• Data lines
BEGIN
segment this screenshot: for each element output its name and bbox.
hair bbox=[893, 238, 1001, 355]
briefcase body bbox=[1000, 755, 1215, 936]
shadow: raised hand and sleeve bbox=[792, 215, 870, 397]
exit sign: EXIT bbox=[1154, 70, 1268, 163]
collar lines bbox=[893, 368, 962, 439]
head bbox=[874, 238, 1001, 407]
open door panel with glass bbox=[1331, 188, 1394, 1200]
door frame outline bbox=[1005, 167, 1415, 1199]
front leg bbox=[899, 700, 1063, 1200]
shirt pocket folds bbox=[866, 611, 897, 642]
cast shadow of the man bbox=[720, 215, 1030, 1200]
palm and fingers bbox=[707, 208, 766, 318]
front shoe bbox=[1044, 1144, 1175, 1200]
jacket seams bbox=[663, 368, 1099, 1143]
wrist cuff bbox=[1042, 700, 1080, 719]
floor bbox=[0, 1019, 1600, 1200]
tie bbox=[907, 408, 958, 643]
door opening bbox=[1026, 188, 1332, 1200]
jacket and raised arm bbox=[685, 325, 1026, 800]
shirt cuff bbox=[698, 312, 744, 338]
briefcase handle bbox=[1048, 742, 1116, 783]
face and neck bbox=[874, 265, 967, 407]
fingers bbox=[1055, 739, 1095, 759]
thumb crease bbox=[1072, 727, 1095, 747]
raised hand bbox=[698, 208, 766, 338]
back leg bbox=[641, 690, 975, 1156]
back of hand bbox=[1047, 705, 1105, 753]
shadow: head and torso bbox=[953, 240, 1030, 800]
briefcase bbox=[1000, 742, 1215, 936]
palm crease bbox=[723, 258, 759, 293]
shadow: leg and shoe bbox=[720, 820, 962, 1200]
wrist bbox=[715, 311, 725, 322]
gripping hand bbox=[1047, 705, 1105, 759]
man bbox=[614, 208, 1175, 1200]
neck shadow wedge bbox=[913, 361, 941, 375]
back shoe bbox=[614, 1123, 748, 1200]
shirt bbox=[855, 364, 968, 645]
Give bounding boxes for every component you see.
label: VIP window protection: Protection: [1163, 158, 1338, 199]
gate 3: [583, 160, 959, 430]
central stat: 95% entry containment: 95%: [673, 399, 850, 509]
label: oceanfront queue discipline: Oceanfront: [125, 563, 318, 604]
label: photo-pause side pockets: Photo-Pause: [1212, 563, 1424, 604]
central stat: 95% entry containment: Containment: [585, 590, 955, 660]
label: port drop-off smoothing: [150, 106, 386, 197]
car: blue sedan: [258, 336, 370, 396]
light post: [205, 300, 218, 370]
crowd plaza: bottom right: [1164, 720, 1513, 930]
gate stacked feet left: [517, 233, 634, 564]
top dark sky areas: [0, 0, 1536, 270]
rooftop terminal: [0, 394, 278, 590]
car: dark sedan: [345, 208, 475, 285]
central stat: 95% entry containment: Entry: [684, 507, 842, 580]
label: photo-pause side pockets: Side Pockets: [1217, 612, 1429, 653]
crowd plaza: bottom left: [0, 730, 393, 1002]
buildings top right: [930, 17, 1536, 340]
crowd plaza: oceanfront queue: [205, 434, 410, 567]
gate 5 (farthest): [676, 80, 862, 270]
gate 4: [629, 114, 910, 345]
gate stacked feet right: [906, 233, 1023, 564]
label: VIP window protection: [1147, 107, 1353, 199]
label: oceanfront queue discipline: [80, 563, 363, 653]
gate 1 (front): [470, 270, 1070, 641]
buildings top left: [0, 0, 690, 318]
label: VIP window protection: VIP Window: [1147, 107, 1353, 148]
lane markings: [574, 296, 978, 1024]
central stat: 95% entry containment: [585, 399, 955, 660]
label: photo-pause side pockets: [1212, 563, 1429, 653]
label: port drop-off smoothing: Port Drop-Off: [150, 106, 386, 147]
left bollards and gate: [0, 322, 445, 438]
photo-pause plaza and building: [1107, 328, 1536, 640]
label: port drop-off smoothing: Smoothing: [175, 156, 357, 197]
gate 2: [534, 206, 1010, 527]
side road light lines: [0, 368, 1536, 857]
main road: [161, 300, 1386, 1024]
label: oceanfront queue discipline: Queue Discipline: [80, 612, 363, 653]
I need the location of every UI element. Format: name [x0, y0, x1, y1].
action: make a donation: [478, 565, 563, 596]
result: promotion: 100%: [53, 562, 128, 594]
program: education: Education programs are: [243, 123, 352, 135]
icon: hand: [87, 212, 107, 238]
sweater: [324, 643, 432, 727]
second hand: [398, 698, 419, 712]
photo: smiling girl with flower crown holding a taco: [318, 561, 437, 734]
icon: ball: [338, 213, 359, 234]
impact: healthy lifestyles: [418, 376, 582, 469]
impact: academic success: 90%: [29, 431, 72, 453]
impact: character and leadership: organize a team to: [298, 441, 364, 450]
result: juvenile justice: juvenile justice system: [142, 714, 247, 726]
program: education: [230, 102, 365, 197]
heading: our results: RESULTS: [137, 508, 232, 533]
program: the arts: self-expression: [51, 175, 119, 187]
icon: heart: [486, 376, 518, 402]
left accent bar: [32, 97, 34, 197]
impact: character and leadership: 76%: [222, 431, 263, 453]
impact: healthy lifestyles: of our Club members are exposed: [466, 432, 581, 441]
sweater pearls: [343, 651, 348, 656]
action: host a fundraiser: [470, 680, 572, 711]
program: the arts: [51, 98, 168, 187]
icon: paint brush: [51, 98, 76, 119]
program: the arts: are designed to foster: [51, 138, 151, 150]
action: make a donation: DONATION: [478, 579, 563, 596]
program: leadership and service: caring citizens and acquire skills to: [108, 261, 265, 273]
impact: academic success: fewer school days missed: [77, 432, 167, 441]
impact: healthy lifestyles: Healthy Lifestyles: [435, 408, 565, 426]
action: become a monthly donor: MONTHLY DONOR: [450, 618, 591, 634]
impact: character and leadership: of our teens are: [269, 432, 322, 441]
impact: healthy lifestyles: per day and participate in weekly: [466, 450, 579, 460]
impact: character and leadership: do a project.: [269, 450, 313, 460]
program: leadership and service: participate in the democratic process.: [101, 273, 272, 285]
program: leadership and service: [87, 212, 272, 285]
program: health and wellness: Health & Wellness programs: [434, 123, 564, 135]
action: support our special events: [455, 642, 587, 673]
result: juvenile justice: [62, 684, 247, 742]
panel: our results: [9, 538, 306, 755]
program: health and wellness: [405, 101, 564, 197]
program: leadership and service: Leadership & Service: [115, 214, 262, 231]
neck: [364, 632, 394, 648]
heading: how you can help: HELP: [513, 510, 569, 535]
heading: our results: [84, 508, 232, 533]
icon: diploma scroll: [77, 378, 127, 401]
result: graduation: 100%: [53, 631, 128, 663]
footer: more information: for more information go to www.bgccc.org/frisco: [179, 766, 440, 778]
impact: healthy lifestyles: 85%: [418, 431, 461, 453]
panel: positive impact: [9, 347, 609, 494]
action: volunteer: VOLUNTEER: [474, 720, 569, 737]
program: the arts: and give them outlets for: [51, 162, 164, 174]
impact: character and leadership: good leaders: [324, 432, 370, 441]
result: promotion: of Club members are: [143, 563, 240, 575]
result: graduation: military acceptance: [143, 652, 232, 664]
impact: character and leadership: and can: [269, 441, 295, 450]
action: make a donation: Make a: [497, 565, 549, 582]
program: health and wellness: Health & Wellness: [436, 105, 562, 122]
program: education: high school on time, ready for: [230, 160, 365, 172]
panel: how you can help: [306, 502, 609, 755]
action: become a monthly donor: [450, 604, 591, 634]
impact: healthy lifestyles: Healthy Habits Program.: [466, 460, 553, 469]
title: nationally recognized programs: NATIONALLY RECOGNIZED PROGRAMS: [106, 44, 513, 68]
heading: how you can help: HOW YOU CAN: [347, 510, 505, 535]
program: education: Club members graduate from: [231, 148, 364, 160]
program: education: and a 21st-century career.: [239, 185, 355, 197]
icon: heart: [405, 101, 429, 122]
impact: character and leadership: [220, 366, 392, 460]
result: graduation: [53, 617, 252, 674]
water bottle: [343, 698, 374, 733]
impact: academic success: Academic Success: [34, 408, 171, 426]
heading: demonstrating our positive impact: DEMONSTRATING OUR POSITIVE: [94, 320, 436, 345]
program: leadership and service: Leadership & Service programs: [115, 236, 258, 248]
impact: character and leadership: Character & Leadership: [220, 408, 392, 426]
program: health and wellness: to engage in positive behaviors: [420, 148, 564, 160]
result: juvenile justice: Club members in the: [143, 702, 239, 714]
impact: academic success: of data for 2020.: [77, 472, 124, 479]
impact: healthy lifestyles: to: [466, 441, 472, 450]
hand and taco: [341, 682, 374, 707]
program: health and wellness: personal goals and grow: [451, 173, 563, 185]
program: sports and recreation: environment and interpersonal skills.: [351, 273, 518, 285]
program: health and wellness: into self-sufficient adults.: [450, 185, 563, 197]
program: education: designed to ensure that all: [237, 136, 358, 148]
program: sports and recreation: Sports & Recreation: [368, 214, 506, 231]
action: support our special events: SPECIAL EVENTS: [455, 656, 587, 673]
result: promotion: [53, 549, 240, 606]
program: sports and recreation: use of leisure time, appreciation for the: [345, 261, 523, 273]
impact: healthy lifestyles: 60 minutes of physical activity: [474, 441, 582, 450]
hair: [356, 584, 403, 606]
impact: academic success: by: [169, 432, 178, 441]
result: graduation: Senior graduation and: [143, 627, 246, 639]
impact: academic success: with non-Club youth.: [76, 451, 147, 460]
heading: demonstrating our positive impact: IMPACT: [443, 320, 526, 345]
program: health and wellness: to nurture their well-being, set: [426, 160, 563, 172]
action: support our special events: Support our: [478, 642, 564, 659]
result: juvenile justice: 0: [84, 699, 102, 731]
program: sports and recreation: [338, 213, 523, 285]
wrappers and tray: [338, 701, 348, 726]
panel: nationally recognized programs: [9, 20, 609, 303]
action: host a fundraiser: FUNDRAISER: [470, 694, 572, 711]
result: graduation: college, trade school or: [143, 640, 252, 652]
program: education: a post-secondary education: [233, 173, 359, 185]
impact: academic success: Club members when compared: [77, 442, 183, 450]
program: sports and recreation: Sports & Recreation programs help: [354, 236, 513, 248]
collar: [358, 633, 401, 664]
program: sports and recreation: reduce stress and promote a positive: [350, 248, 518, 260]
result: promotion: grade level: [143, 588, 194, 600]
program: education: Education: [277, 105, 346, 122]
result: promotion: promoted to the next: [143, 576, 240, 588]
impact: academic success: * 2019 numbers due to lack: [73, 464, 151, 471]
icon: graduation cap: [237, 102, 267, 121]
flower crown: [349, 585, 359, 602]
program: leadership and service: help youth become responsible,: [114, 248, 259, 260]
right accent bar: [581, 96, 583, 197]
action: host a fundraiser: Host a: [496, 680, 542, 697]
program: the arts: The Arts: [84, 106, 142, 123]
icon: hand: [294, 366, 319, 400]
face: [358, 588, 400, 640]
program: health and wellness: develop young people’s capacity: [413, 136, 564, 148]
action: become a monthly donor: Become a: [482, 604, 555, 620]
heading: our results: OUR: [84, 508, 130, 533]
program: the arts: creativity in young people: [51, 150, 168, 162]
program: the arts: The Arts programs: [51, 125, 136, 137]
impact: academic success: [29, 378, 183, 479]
END
• Your task
Copy out the records word for word, from their very first line down through the line containing "palm and fingers bbox=[707, 208, 766, 318]", both ends included.

• Full answer
segment this screenshot: for each element output its name and bbox.
hair bbox=[893, 238, 1001, 355]
briefcase body bbox=[1000, 755, 1215, 936]
shadow: raised hand and sleeve bbox=[792, 215, 870, 397]
exit sign: EXIT bbox=[1154, 70, 1268, 163]
collar lines bbox=[893, 368, 962, 439]
head bbox=[874, 238, 1001, 407]
open door panel with glass bbox=[1331, 188, 1394, 1200]
door frame outline bbox=[1005, 167, 1415, 1199]
front leg bbox=[899, 700, 1063, 1200]
shirt pocket folds bbox=[866, 611, 897, 642]
cast shadow of the man bbox=[720, 215, 1030, 1200]
palm and fingers bbox=[707, 208, 766, 318]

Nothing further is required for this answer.